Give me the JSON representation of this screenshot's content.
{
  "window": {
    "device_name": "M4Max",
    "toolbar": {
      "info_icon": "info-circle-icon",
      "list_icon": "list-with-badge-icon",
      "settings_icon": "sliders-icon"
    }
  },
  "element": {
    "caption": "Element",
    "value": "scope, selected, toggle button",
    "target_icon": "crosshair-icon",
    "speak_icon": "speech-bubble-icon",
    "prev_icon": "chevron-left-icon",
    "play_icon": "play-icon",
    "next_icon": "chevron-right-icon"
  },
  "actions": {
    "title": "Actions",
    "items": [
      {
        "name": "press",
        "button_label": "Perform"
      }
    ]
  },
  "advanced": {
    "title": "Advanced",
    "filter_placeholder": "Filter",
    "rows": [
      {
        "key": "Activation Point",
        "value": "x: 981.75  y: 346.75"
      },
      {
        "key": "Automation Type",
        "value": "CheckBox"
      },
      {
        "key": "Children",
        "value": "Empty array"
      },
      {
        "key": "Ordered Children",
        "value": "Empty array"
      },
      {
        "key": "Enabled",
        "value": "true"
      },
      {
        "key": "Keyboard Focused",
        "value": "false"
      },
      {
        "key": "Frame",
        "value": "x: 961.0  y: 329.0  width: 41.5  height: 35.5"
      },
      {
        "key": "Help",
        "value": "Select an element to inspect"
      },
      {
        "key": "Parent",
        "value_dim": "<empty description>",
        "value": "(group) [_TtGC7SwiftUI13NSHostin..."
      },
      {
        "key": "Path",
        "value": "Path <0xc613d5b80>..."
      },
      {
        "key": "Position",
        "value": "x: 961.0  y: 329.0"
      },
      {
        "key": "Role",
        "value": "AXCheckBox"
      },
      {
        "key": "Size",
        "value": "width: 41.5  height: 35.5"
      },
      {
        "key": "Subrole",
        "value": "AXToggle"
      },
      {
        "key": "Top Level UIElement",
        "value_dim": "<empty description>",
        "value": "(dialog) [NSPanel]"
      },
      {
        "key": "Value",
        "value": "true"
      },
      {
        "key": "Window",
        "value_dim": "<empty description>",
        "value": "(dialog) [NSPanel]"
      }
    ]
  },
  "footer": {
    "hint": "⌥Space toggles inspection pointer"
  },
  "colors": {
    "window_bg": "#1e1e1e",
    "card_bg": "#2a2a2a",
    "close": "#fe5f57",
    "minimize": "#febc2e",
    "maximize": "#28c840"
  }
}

· · ·

### What this task involves
Where a line in the material above holds "chevron", copy that line.

### Solution for this exercise
    "prev_icon": "chevron-left-icon",
    "next_icon": "chevron-right-icon"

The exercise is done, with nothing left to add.